§ **Exercise directions**:
Leave the pictures out and transcribe every record exactly.

§ **The input**:
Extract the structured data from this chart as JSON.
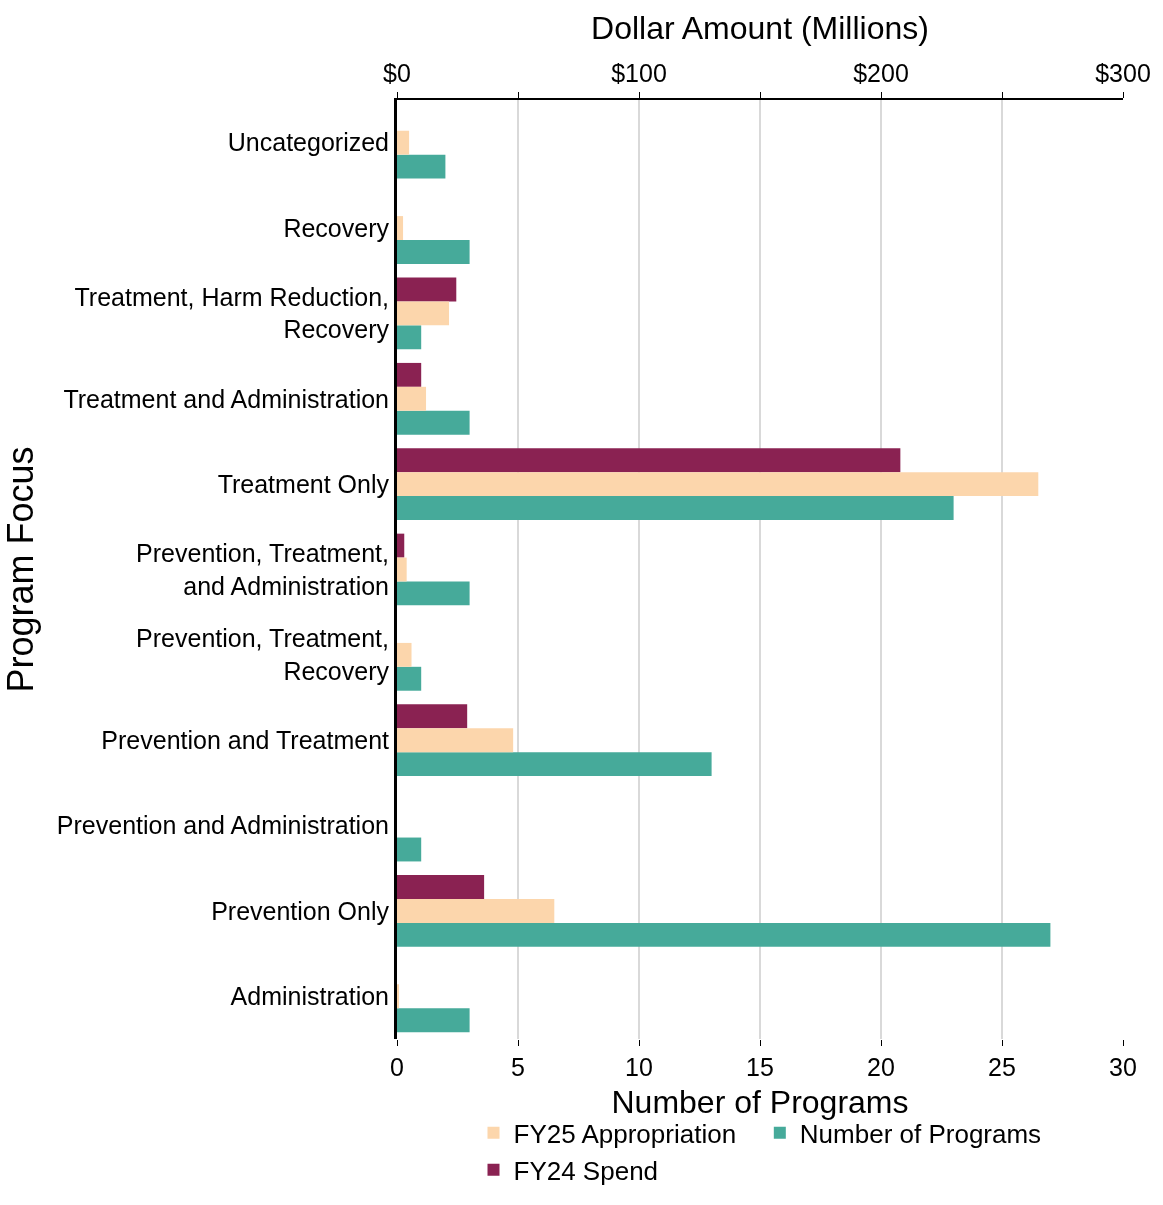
{
  "chart_data": {
    "type": "bar",
    "orientation": "horizontal",
    "categories": [
      "Uncategorized",
      "Recovery",
      "Treatment, Harm Reduction,\nRecovery",
      "Treatment and Administration",
      "Treatment Only",
      "Prevention, Treatment,\nand Administration",
      "Prevention, Treatment,\nRecovery",
      "Prevention and Treatment",
      "Prevention and Administration",
      "Prevention Only",
      "Administration"
    ],
    "series": [
      {
        "name": "FY24 Spend",
        "color": "#8a2252",
        "axis": "x2",
        "values": [
          null,
          null,
          24.5,
          10,
          208,
          3,
          null,
          29,
          null,
          36,
          null
        ]
      },
      {
        "name": "FY25 Appropriation",
        "color": "#fcd6ac",
        "axis": "x2",
        "values": [
          5,
          2.5,
          21.5,
          12,
          265,
          4,
          6,
          48,
          null,
          65,
          0.8
        ]
      },
      {
        "name": "Number of Programs",
        "color": "#46aa9a",
        "values": [
          2,
          3,
          1,
          3,
          23,
          3,
          1,
          13,
          1,
          27,
          3
        ]
      }
    ],
    "xlabel": "Number of Programs",
    "x2label": "Dollar Amount (Millions)",
    "ylabel": "Program Focus",
    "xlim": [
      0,
      30
    ],
    "xticks": [
      0,
      5,
      10,
      15,
      20,
      25,
      30
    ],
    "x2lim": [
      0,
      300
    ],
    "x2ticks": [
      {
        "value": 0,
        "label": "$0"
      },
      {
        "value": 50,
        "label": null
      },
      {
        "value": 100,
        "label": "$100"
      },
      {
        "value": 150,
        "label": null
      },
      {
        "value": 200,
        "label": "$200"
      },
      {
        "value": 250,
        "label": null
      },
      {
        "value": 300,
        "label": "$300"
      }
    ],
    "grid": "x",
    "legend": "bottom"
  }
}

§ **Answer for the task**:
Extract the structured data from this chart as JSON.
{
  "chart_data": {
    "type": "bar",
    "orientation": "horizontal",
    "categories": [
      "Uncategorized",
      "Recovery",
      "Treatment, Harm Reduction,\nRecovery",
      "Treatment and Administration",
      "Treatment Only",
      "Prevention, Treatment,\nand Administration",
      "Prevention, Treatment,\nRecovery",
      "Prevention and Treatment",
      "Prevention and Administration",
      "Prevention Only",
      "Administration"
    ],
    "series": [
      {
        "name": "FY24 Spend",
        "color": "#8a2252",
        "axis": "x2",
        "values": [
          null,
          null,
          24.5,
          10,
          208,
          3,
          null,
          29,
          null,
          36,
          null
        ]
      },
      {
        "name": "FY25 Appropriation",
        "color": "#fcd6ac",
        "axis": "x2",
        "values": [
          5,
          2.5,
          21.5,
          12,
          265,
          4,
          6,
          48,
          null,
          65,
          0.8
        ]
      },
      {
        "name": "Number of Programs",
        "color": "#46aa9a",
        "values": [
          2,
          3,
          1,
          3,
          23,
          3,
          1,
          13,
          1,
          27,
          3
        ]
      }
    ],
    "xlabel": "Number of Programs",
    "x2label": "Dollar Amount (Millions)",
    "ylabel": "Program Focus",
    "xlim": [
      0,
      30
    ],
    "xticks": [
      0,
      5,
      10,
      15,
      20,
      25,
      30
    ],
    "x2lim": [
      0,
      300
    ],
    "x2ticks": [
      {
        "value": 0,
        "label": "$0"
      },
      {
        "value": 50,
        "label": null
      },
      {
        "value": 100,
        "label": "$100"
      },
      {
        "value": 150,
        "label": null
      },
      {
        "value": 200,
        "label": "$200"
      },
      {
        "value": 250,
        "label": null
      },
      {
        "value": 300,
        "label": "$300"
      }
    ],
    "grid": "x",
    "legend": "bottom"
  }
}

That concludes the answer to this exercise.